Reproduce all the lines below exactly and omit the images.
━━━━━━━━━━━━━━━━━━━━━━━━━━━━━━
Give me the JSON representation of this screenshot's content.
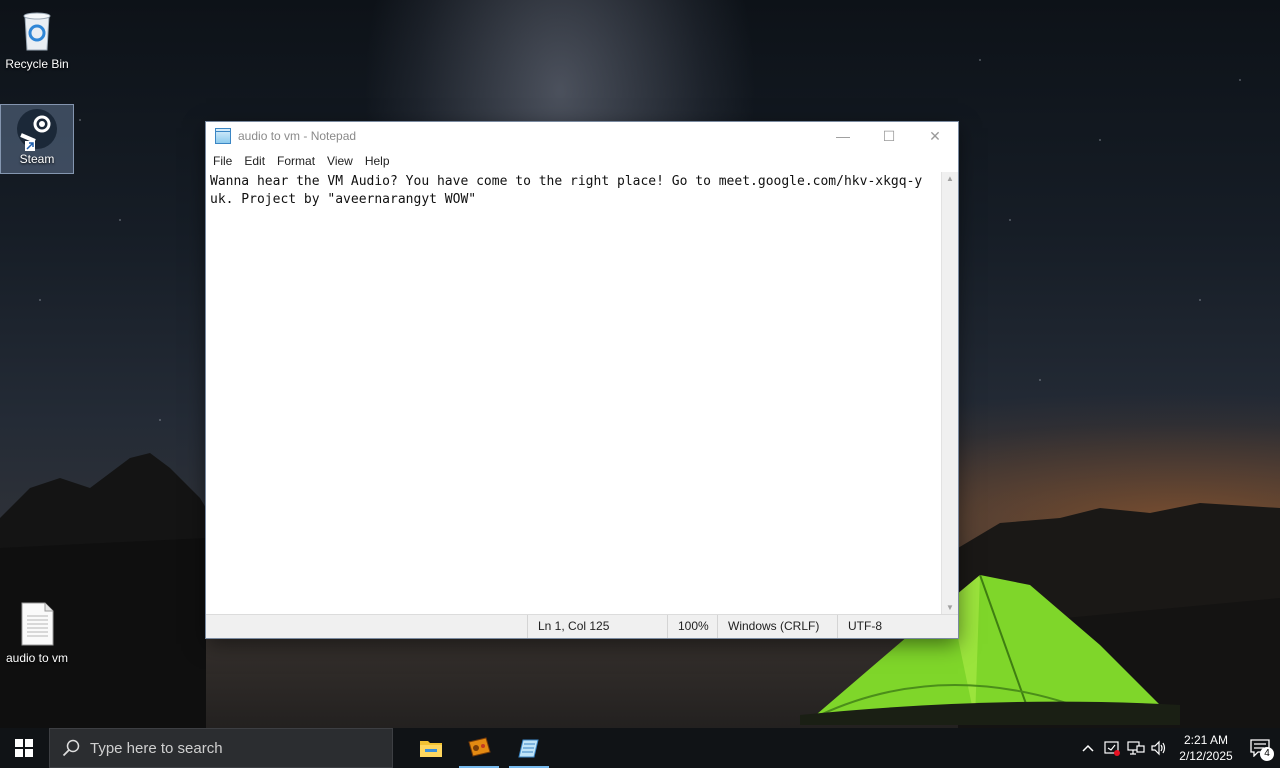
{
  "desktop": {
    "icons": [
      {
        "label": "Recycle Bin",
        "icon": "recycle-bin-icon"
      },
      {
        "label": "Steam",
        "icon": "steam-icon"
      },
      {
        "label": "audio to vm",
        "icon": "text-file-icon"
      }
    ]
  },
  "notepad": {
    "title": "audio to vm - Notepad",
    "controls": {
      "minimize": "—",
      "maximize": "☐",
      "close": "✕"
    },
    "menu": [
      "File",
      "Edit",
      "Format",
      "View",
      "Help"
    ],
    "content": "Wanna hear the VM Audio? You have come to the right place! Go to meet.google.com/hkv-xkgq-yuk. Project by \"aveernarangyt WOW\"",
    "status": {
      "position": "Ln 1, Col 125",
      "zoom": "100%",
      "line_ending": "Windows (CRLF)",
      "encoding": "UTF-8"
    }
  },
  "taskbar": {
    "search_placeholder": "Type here to search",
    "apps": [
      "file-explorer-icon",
      "gamepad-app-icon",
      "notepad-icon"
    ],
    "tray": [
      "chevron-up-icon",
      "security-icon",
      "network-icon",
      "volume-icon"
    ],
    "time": "2:21 AM",
    "date": "2/12/2025",
    "notification_count": "4"
  },
  "colors": {
    "taskbar_bg": "#101316",
    "accent": "#76b9ed",
    "tent_green": "#7fd62a"
  }
}
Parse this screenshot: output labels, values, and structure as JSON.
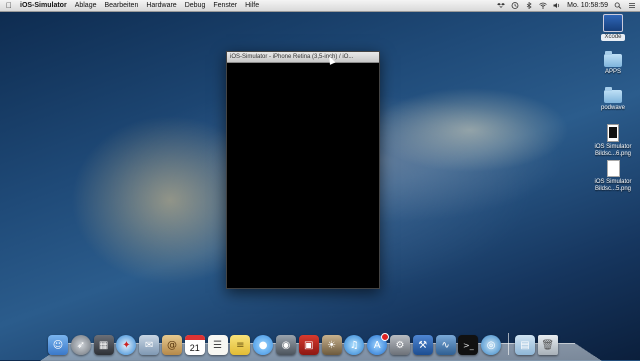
{
  "menubar": {
    "app_name": "iOS-Simulator",
    "menus": [
      "Ablage",
      "Bearbeiten",
      "Hardware",
      "Debug",
      "Fenster",
      "Hilfe"
    ],
    "clock": "Mo. 10:58:59"
  },
  "simulator_window": {
    "title": "iOS-Simulator - iPhone Retina (3,5-inch) / iO..."
  },
  "desktop": {
    "xcode_label": "Xcode",
    "folders": [
      "APPS",
      "podwave"
    ],
    "files": [
      {
        "name_line1": "iOS Simulator",
        "name_line2": "Bildsc...6.png"
      },
      {
        "name_line1": "iOS Simulator",
        "name_line2": "Bildsc...5.png"
      }
    ]
  },
  "dock": {
    "calendar_day": "21",
    "icons": [
      "finder-icon",
      "launchpad-icon",
      "mission-control-icon",
      "safari-icon",
      "mail-icon",
      "contacts-icon",
      "calendar-icon",
      "reminders-icon",
      "notes-icon",
      "messages-icon",
      "facetime-icon",
      "photo-booth-icon",
      "iphoto-icon",
      "itunes-icon",
      "app-store-icon",
      "system-preferences-icon",
      "xcode-icon",
      "instruments-icon",
      "terminal-icon",
      "network-utility-icon",
      "documents-folder-icon",
      "trash-icon"
    ]
  },
  "colors": {
    "menubar_bg": "#e6e6e6",
    "sim_screen": "#000000",
    "wallpaper_deep": "#0d2a4e"
  }
}
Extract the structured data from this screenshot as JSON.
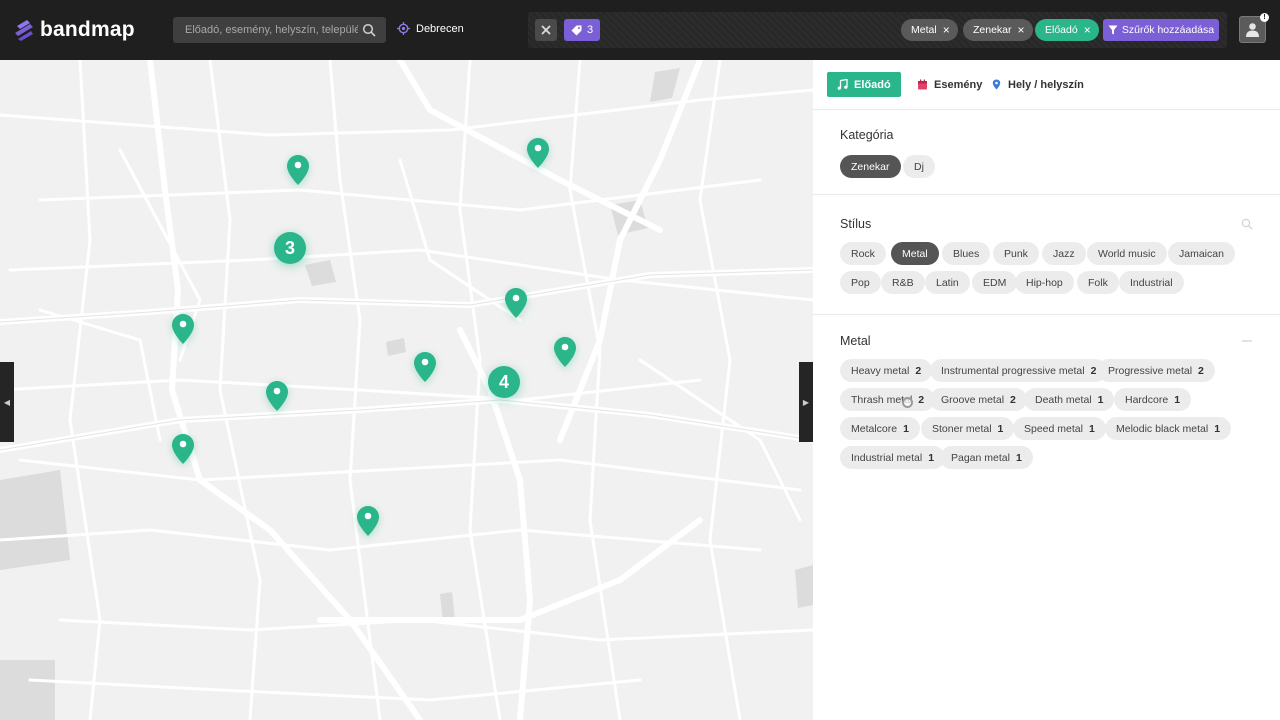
{
  "app": {
    "name": "bandmap"
  },
  "search": {
    "placeholder": "Előadó, esemény, helyszín, település..."
  },
  "location": {
    "label": "Debrecen"
  },
  "filters": {
    "tag_count": "3",
    "chips": [
      {
        "label": "Metal",
        "style": "gray"
      },
      {
        "label": "Zenekar",
        "style": "gray"
      },
      {
        "label": "Előadó",
        "style": "green"
      }
    ],
    "add_label": "Szűrők hozzáadása"
  },
  "user": {
    "badge": "!"
  },
  "map": {
    "clusters": [
      {
        "count": "3"
      },
      {
        "count": "4"
      }
    ],
    "pin_color": "#2bb58a"
  },
  "tabs": [
    {
      "label": "Előadó",
      "active": true,
      "icon": "music-note-icon"
    },
    {
      "label": "Esemény",
      "active": false,
      "icon": "calendar-icon"
    },
    {
      "label": "Hely / helyszín",
      "active": false,
      "icon": "map-pin-icon"
    }
  ],
  "category": {
    "title": "Kategória",
    "options": [
      {
        "label": "Zenekar",
        "selected": true
      },
      {
        "label": "Dj",
        "selected": false
      }
    ]
  },
  "style": {
    "title": "Stílus",
    "options": [
      {
        "label": "Rock",
        "selected": false
      },
      {
        "label": "Metal",
        "selected": true
      },
      {
        "label": "Blues",
        "selected": false
      },
      {
        "label": "Punk",
        "selected": false
      },
      {
        "label": "Jazz",
        "selected": false
      },
      {
        "label": "World music",
        "selected": false
      },
      {
        "label": "Jamaican",
        "selected": false
      },
      {
        "label": "Pop",
        "selected": false
      },
      {
        "label": "R&B",
        "selected": false
      },
      {
        "label": "Latin",
        "selected": false
      },
      {
        "label": "EDM",
        "selected": false
      },
      {
        "label": "Hip-hop",
        "selected": false
      },
      {
        "label": "Folk",
        "selected": false
      },
      {
        "label": "Industrial",
        "selected": false
      }
    ]
  },
  "metal": {
    "title": "Metal",
    "subgenres": [
      {
        "label": "Heavy metal",
        "count": "2"
      },
      {
        "label": "Instrumental progressive metal",
        "count": "2"
      },
      {
        "label": "Progressive metal",
        "count": "2"
      },
      {
        "label": "Thrash metal",
        "count": "2"
      },
      {
        "label": "Groove metal",
        "count": "2"
      },
      {
        "label": "Death metal",
        "count": "1"
      },
      {
        "label": "Hardcore",
        "count": "1"
      },
      {
        "label": "Metalcore",
        "count": "1"
      },
      {
        "label": "Stoner metal",
        "count": "1"
      },
      {
        "label": "Speed metal",
        "count": "1"
      },
      {
        "label": "Melodic black metal",
        "count": "1"
      },
      {
        "label": "Industrial metal",
        "count": "1"
      },
      {
        "label": "Pagan metal",
        "count": "1"
      }
    ]
  },
  "colors": {
    "accent_green": "#2bb58a",
    "accent_purple": "#7b5fd6",
    "topbar": "#1f1f1f"
  }
}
━━━━━━━━━━━━━━━━━━━━━━━━━━━━━━
§ Output for this exercise:
Give me the JSON representation of this screenshot's content.
{
  "desktop": {
    "icons": [
      {
        "label": "Recycle Bin",
        "icon": "recycle-bin-icon"
      },
      {
        "label": "Steam",
        "icon": "steam-icon"
      },
      {
        "label": "audio to vm",
        "icon": "text-file-icon"
      }
    ]
  },
  "notepad": {
    "title": "audio to vm - Notepad",
    "controls": {
      "minimize": "—",
      "maximize": "☐",
      "close": "✕"
    },
    "menu": [
      "File",
      "Edit",
      "Format",
      "View",
      "Help"
    ],
    "content": "Wanna hear the VM Audio? You have come to the right place! Go to meet.google.com/hkv-xkgq-yuk. Project by \"aveernarangyt WOW\"",
    "status": {
      "position": "Ln 1, Col 125",
      "zoom": "100%",
      "line_ending": "Windows (CRLF)",
      "encoding": "UTF-8"
    }
  },
  "taskbar": {
    "search_placeholder": "Type here to search",
    "apps": [
      "file-explorer-icon",
      "gamepad-app-icon",
      "notepad-icon"
    ],
    "tray": [
      "chevron-up-icon",
      "security-icon",
      "network-icon",
      "volume-icon"
    ],
    "time": "2:21 AM",
    "date": "2/12/2025",
    "notification_count": "4"
  },
  "colors": {
    "taskbar_bg": "#101316",
    "accent": "#76b9ed",
    "tent_green": "#7fd62a"
  }
}
Parse this screenshot: output labels, values, and structure as JSON.
{
  "menubar": {
    "app_name": "iOS-Simulator",
    "menus": [
      "Ablage",
      "Bearbeiten",
      "Hardware",
      "Debug",
      "Fenster",
      "Hilfe"
    ],
    "clock": "Mo. 10:58:59"
  },
  "simulator_window": {
    "title": "iOS-Simulator - iPhone Retina (3,5-inch) / iO..."
  },
  "desktop": {
    "xcode_label": "Xcode",
    "folders": [
      "APPS",
      "podwave"
    ],
    "files": [
      {
        "name_line1": "iOS Simulator",
        "name_line2": "Bildsc...6.png"
      },
      {
        "name_line1": "iOS Simulator",
        "name_line2": "Bildsc...5.png"
      }
    ]
  },
  "dock": {
    "calendar_day": "21",
    "icons": [
      "finder-icon",
      "launchpad-icon",
      "mission-control-icon",
      "safari-icon",
      "mail-icon",
      "contacts-icon",
      "calendar-icon",
      "reminders-icon",
      "notes-icon",
      "messages-icon",
      "facetime-icon",
      "photo-booth-icon",
      "iphoto-icon",
      "itunes-icon",
      "app-store-icon",
      "system-preferences-icon",
      "xcode-icon",
      "instruments-icon",
      "terminal-icon",
      "network-utility-icon",
      "documents-folder-icon",
      "trash-icon"
    ]
  },
  "colors": {
    "menubar_bg": "#e6e6e6",
    "sim_screen": "#000000",
    "wallpaper_deep": "#0d2a4e"
  }
}
Extract the structured data from this screenshot as JSON.
{
  "app": {
    "name": "bandmap"
  },
  "search": {
    "placeholder": "Előadó, esemény, helyszín, település..."
  },
  "location": {
    "label": "Debrecen"
  },
  "filters": {
    "tag_count": "3",
    "chips": [
      {
        "label": "Metal",
        "style": "gray"
      },
      {
        "label": "Zenekar",
        "style": "gray"
      },
      {
        "label": "Előadó",
        "style": "green"
      }
    ],
    "add_label": "Szűrők hozzáadása"
  },
  "user": {
    "badge": "!"
  },
  "map": {
    "clusters": [
      {
        "count": "3"
      },
      {
        "count": "4"
      }
    ],
    "pin_color": "#2bb58a"
  },
  "tabs": [
    {
      "label": "Előadó",
      "active": true,
      "icon": "music-note-icon"
    },
    {
      "label": "Esemény",
      "active": false,
      "icon": "calendar-icon"
    },
    {
      "label": "Hely / helyszín",
      "active": false,
      "icon": "map-pin-icon"
    }
  ],
  "category": {
    "title": "Kategória",
    "options": [
      {
        "label": "Zenekar",
        "selected": true
      },
      {
        "label": "Dj",
        "selected": false
      }
    ]
  },
  "style": {
    "title": "Stílus",
    "options": [
      {
        "label": "Rock",
        "selected": false
      },
      {
        "label": "Metal",
        "selected": true
      },
      {
        "label": "Blues",
        "selected": false
      },
      {
        "label": "Punk",
        "selected": false
      },
      {
        "label": "Jazz",
        "selected": false
      },
      {
        "label": "World music",
        "selected": false
      },
      {
        "label": "Jamaican",
        "selected": false
      },
      {
        "label": "Pop",
        "selected": false
      },
      {
        "label": "R&B",
        "selected": false
      },
      {
        "label": "Latin",
        "selected": false
      },
      {
        "label": "EDM",
        "selected": false
      },
      {
        "label": "Hip-hop",
        "selected": false
      },
      {
        "label": "Folk",
        "selected": false
      },
      {
        "label": "Industrial",
        "selected": false
      }
    ]
  },
  "metal": {
    "title": "Metal",
    "subgenres": [
      {
        "label": "Heavy metal",
        "count": "2"
      },
      {
        "label": "Instrumental progressive metal",
        "count": "2"
      },
      {
        "label": "Progressive metal",
        "count": "2"
      },
      {
        "label": "Thrash metal",
        "count": "2"
      },
      {
        "label": "Groove metal",
        "count": "2"
      },
      {
        "label": "Death metal",
        "count": "1"
      },
      {
        "label": "Hardcore",
        "count": "1"
      },
      {
        "label": "Metalcore",
        "count": "1"
      },
      {
        "label": "Stoner metal",
        "count": "1"
      },
      {
        "label": "Speed metal",
        "count": "1"
      },
      {
        "label": "Melodic black metal",
        "count": "1"
      },
      {
        "label": "Industrial metal",
        "count": "1"
      },
      {
        "label": "Pagan metal",
        "count": "1"
      }
    ]
  },
  "colors": {
    "accent_green": "#2bb58a",
    "accent_purple": "#7b5fd6",
    "topbar": "#1f1f1f"
  }
}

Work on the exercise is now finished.